> Task brief:
Rewrite the material from its first line through the line containing "y-tick-label: −20: [40, 450, 68, 470]", replacing "location" with "position" and changing nothing else.

[BEGIN]

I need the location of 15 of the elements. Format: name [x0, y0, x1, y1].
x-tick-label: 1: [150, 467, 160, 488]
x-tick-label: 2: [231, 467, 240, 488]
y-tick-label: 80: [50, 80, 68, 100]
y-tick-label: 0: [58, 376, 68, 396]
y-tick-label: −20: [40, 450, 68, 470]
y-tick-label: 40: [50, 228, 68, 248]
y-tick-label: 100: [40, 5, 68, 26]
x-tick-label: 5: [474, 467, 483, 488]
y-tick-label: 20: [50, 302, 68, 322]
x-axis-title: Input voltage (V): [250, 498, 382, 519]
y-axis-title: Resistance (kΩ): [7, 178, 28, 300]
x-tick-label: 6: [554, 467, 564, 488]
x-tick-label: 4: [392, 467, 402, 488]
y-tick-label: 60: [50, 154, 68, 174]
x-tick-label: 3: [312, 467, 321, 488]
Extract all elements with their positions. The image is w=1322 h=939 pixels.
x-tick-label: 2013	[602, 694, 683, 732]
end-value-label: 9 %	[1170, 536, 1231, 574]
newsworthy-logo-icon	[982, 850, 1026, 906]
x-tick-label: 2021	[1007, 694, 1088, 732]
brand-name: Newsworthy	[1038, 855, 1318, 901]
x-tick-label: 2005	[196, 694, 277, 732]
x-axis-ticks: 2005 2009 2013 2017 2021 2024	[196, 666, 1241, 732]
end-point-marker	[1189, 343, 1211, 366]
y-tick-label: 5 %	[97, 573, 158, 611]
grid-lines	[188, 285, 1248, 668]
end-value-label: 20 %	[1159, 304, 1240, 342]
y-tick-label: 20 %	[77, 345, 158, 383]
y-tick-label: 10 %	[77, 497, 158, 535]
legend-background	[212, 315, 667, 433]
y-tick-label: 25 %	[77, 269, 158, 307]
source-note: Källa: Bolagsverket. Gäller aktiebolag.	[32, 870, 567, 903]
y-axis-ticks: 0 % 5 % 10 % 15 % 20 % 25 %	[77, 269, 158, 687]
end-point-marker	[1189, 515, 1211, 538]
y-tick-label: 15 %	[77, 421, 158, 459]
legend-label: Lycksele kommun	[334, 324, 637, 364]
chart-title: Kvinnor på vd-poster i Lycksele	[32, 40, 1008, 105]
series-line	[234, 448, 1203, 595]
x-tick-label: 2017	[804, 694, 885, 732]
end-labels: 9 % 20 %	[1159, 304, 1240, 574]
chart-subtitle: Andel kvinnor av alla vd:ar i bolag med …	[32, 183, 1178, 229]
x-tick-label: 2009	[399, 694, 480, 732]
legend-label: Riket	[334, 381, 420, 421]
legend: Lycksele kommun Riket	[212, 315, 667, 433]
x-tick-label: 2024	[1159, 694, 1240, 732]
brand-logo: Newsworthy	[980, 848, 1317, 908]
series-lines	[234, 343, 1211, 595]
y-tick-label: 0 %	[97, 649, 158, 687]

[END]

> Exercise output:
I need the position of 15 of the elements. Format: name [x0, y0, x1, y1].
x-tick-label: 1: [150, 467, 160, 488]
x-tick-label: 2: [231, 467, 240, 488]
y-tick-label: 80: [50, 80, 68, 100]
y-tick-label: 0: [58, 376, 68, 396]
y-tick-label: −20: [40, 450, 68, 470]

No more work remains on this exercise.